## GIVEN PROBLEM
Scan each line of the records for the word "JSON" and extract the ones that have it.

## DATA RECORDS
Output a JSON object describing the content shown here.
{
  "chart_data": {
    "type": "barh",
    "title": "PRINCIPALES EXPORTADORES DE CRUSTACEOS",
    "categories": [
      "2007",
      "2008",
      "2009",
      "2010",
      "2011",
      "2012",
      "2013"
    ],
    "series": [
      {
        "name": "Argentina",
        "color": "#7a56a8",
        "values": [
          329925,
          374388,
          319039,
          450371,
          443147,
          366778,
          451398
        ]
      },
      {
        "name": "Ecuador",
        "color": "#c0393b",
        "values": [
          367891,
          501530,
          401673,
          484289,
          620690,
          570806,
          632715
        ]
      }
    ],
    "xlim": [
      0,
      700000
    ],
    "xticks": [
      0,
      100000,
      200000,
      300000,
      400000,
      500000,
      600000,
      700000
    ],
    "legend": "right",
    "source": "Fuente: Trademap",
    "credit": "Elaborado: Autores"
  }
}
==
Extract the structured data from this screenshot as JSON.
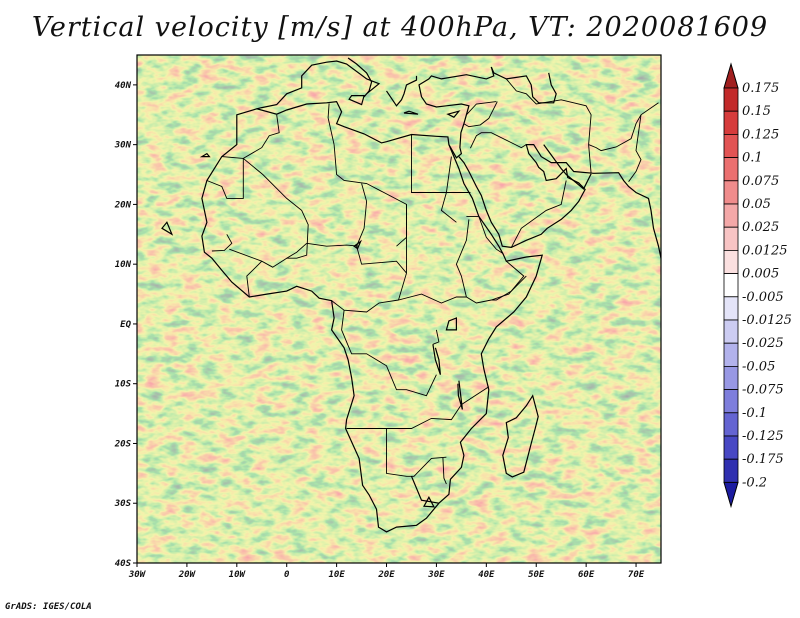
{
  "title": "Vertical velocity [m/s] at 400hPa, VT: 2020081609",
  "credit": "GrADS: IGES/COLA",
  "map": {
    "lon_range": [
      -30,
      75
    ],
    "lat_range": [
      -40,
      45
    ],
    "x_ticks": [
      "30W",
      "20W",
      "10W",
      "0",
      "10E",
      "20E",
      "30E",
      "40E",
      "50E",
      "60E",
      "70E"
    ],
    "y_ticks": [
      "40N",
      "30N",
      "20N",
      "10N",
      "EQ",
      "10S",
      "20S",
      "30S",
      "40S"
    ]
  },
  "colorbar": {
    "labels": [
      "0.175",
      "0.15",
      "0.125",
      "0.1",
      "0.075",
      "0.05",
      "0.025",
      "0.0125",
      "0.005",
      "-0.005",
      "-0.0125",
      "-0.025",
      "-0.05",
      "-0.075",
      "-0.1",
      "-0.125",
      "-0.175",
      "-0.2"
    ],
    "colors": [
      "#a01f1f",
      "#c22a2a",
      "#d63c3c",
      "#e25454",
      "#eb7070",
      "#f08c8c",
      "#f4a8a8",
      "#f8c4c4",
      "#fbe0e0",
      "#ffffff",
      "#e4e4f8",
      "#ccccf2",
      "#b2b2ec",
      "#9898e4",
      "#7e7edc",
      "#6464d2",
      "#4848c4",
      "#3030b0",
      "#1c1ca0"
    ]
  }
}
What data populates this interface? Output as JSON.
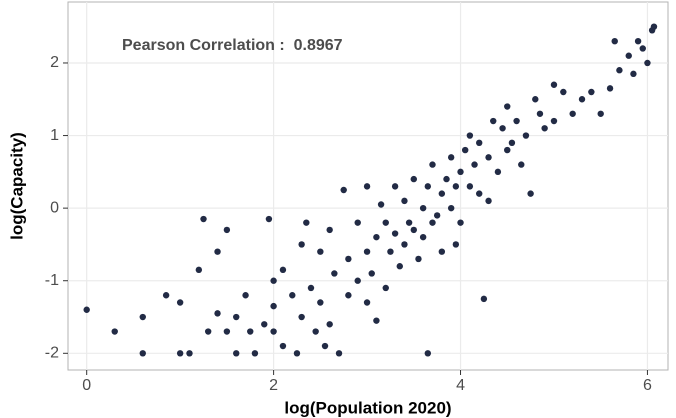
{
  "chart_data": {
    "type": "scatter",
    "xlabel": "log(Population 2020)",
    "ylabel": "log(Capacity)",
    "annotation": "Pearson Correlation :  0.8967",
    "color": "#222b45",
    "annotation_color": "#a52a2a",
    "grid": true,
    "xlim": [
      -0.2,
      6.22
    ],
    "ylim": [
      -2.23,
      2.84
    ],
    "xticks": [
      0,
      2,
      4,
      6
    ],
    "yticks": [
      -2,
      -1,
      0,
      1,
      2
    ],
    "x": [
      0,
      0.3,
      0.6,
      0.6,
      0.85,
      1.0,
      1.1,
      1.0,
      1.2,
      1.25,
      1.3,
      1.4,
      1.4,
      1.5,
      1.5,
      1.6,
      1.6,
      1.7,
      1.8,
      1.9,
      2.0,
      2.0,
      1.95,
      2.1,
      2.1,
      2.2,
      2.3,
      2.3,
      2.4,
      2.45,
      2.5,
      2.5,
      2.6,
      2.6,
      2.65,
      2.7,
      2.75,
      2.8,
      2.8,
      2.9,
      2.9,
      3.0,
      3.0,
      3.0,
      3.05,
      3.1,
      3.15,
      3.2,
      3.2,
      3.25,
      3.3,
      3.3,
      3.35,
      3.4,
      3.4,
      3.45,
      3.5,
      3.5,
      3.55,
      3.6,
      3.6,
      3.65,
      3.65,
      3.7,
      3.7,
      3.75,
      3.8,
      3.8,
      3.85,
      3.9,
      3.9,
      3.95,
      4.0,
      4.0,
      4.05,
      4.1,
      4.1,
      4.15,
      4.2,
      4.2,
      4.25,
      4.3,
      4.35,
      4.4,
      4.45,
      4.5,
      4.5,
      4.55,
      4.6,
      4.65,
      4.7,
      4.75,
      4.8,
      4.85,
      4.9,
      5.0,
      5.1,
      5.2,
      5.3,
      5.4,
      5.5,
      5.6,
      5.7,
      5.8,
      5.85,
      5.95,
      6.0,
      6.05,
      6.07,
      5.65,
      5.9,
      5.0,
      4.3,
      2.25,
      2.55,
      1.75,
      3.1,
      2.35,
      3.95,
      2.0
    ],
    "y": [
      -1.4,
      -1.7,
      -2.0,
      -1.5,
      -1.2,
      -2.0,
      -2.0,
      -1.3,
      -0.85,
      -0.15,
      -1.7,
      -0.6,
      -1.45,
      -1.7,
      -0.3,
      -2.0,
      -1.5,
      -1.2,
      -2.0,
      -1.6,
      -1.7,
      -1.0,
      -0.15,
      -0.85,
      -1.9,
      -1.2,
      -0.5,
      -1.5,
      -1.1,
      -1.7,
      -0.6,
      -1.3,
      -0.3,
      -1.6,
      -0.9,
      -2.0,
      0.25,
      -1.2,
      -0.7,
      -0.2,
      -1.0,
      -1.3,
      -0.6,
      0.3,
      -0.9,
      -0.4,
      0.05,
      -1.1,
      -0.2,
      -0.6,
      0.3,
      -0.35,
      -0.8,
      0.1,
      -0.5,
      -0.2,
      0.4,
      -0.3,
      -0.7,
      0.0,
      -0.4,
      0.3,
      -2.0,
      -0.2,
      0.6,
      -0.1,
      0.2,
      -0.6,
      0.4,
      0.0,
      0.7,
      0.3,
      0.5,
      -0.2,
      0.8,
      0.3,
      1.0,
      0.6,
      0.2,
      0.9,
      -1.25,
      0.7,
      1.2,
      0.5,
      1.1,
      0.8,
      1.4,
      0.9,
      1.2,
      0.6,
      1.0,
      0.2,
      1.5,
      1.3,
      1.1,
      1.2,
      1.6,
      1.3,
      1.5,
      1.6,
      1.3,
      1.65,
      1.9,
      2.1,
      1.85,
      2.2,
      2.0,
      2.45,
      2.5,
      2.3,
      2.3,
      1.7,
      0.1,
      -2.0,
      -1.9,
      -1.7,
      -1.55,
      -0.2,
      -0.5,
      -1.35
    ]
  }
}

## REPLY TO THE EXERCISE
Output a JSON object describing the content shown here.
Extract the structured data from this screenshot as JSON.
What data populates this interface? Output as JSON.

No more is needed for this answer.